- [TASK OBJECTIVE]:
In the data below, turn the lines from the one containing "heatmap-cell <box>144 40 174 73</box>" to the one containing "heatmap-cell <box>645 266 675 299</box>", both included, into a numbered list, skipping any blank lines.

- [ITEMS]:
☆ ☆ ☆ ☆ ☆ ☆ ☆
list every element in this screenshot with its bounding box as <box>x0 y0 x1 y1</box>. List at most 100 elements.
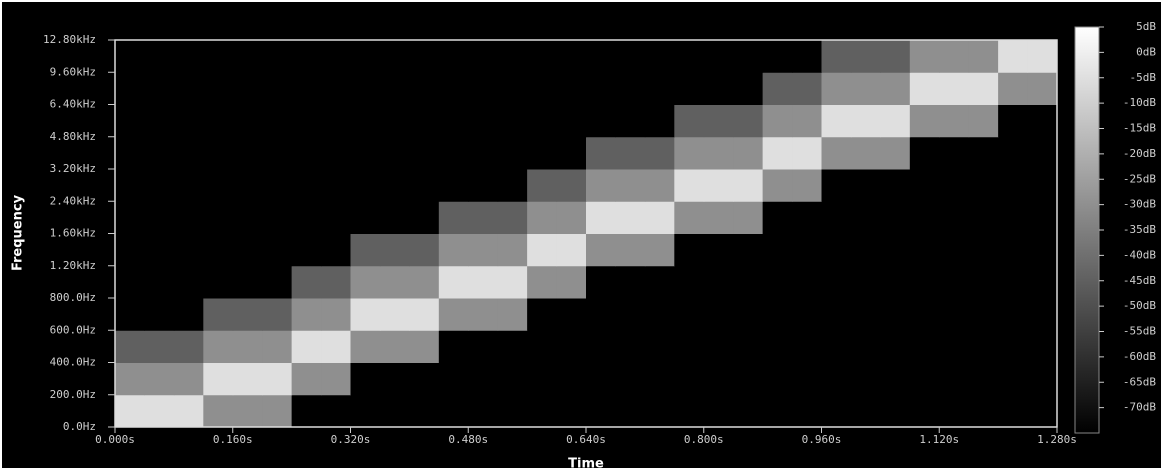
heatmap-cell <box>144 40 174 73</box>
heatmap-cell <box>468 137 498 170</box>
heatmap-cell <box>733 266 763 299</box>
colorbar-tick-label: 5dB <box>1136 20 1156 33</box>
heatmap-cell <box>586 395 616 428</box>
heatmap-cell <box>910 201 940 234</box>
heatmap-cell <box>527 266 557 299</box>
y-tick-label: 200.0Hz <box>50 388 96 401</box>
heatmap-cell <box>380 266 410 299</box>
heatmap-cell <box>851 201 881 234</box>
heatmap-cell <box>645 266 675 299</box>
heatmap-cell <box>1028 105 1058 138</box>
heatmap-cell <box>351 266 381 299</box>
heatmap-cell <box>763 395 793 428</box>
heatmap-cell <box>262 234 292 267</box>
heatmap-cell <box>262 169 292 202</box>
x-tick-label: 0.960s <box>802 433 842 446</box>
heatmap-cell <box>203 395 233 428</box>
heatmap-cell <box>321 72 351 105</box>
heatmap-cell <box>615 137 645 170</box>
heatmap-cell <box>674 234 704 267</box>
heatmap-cell <box>939 395 969 428</box>
heatmap-cell <box>910 234 940 267</box>
heatmap-cell <box>822 105 852 138</box>
heatmap-cell <box>733 363 763 396</box>
heatmap-cell <box>233 40 263 73</box>
heatmap-cell <box>763 105 793 138</box>
heatmap-cell <box>468 72 498 105</box>
heatmap-cell <box>409 266 439 299</box>
heatmap-cell <box>910 105 940 138</box>
heatmap-cell <box>615 395 645 428</box>
colorbar-tick-label: -5dB <box>1130 71 1157 84</box>
heatmap-cell <box>557 234 587 267</box>
heatmap-cell <box>674 330 704 363</box>
heatmap-cell <box>174 72 204 105</box>
heatmap-cell <box>822 169 852 202</box>
heatmap-cell <box>792 105 822 138</box>
heatmap-cell <box>174 266 204 299</box>
heatmap-cell <box>292 169 322 202</box>
heatmap-cell <box>115 137 145 170</box>
heatmap-cell <box>586 137 616 170</box>
heatmap-cell <box>792 363 822 396</box>
heatmap-cell <box>733 395 763 428</box>
heatmap-cell <box>645 363 675 396</box>
heatmap-cell <box>704 363 734 396</box>
heatmap-cell <box>144 201 174 234</box>
heatmap-cell <box>439 363 469 396</box>
heatmap-cell <box>1028 266 1058 299</box>
heatmap-cell <box>969 137 999 170</box>
heatmap-cell <box>674 105 704 138</box>
colorbar-tick-label: -35dB <box>1123 223 1156 236</box>
heatmap-cell <box>557 298 587 331</box>
heatmap-cell <box>409 234 439 267</box>
heatmap-cell <box>351 330 381 363</box>
heatmap-cell <box>910 40 940 73</box>
heatmap-cell <box>969 201 999 234</box>
heatmap-cell <box>292 201 322 234</box>
heatmap-cell <box>998 234 1028 267</box>
heatmap-cell <box>498 298 528 331</box>
heatmap-cell <box>144 395 174 428</box>
heatmap-cell <box>380 330 410 363</box>
heatmap-cell <box>586 201 616 234</box>
heatmap-cell <box>969 330 999 363</box>
heatmap-cell <box>262 266 292 299</box>
heatmap-cell <box>115 363 145 396</box>
heatmap-cell <box>262 137 292 170</box>
heatmap-cell <box>380 201 410 234</box>
heatmap-cell <box>733 40 763 73</box>
heatmap-cell <box>851 40 881 73</box>
heatmap-cell <box>409 137 439 170</box>
heatmap-cell <box>704 266 734 299</box>
colorbar-tick-label: -60dB <box>1123 350 1156 363</box>
y-tick-label: 0.0Hz <box>63 420 96 433</box>
heatmap-cell <box>969 234 999 267</box>
y-tick-label: 12.80kHz <box>43 33 96 46</box>
heatmap-cell <box>733 234 763 267</box>
heatmap-cell <box>174 395 204 428</box>
heatmap-cell <box>262 330 292 363</box>
heatmap-cell <box>763 40 793 73</box>
heatmap-cell <box>969 105 999 138</box>
heatmap-cell <box>733 137 763 170</box>
colorbar-tick-label: -70dB <box>1123 401 1156 414</box>
heatmap-cell <box>498 72 528 105</box>
heatmap-cell <box>880 234 910 267</box>
heatmap-cell <box>203 234 233 267</box>
heatmap-cell <box>939 266 969 299</box>
heatmap-cell <box>704 169 734 202</box>
heatmap-cell <box>792 395 822 428</box>
heatmap-cell <box>674 169 704 202</box>
heatmap-cell <box>880 169 910 202</box>
heatmap-cell <box>763 298 793 331</box>
heatmap-cell <box>674 266 704 299</box>
heatmap-cell <box>409 169 439 202</box>
heatmap-cell <box>498 234 528 267</box>
heatmap-cell <box>851 330 881 363</box>
heatmap-cell <box>910 169 940 202</box>
x-tick-label: 0.480s <box>448 433 488 446</box>
x-tick-label: 0.640s <box>566 433 606 446</box>
heatmap-cell <box>557 201 587 234</box>
heatmap-cell <box>439 298 469 331</box>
☆ ☆ ☆ ☆ ☆ ☆ ☆
- [TASK RESPONSE]:
1. heatmap-cell <box>144 40 174 73</box>
2. heatmap-cell <box>468 137 498 170</box>
3. heatmap-cell <box>733 266 763 299</box>
4. colorbar-tick-label: 5dB <box>1136 20 1156 33</box>
5. heatmap-cell <box>586 395 616 428</box>
6. heatmap-cell <box>910 201 940 234</box>
7. heatmap-cell <box>527 266 557 299</box>
8. y-tick-label: 200.0Hz <box>50 388 96 401</box>
9. heatmap-cell <box>380 266 410 299</box>
10. heatmap-cell <box>851 201 881 234</box>
11. heatmap-cell <box>645 266 675 299</box>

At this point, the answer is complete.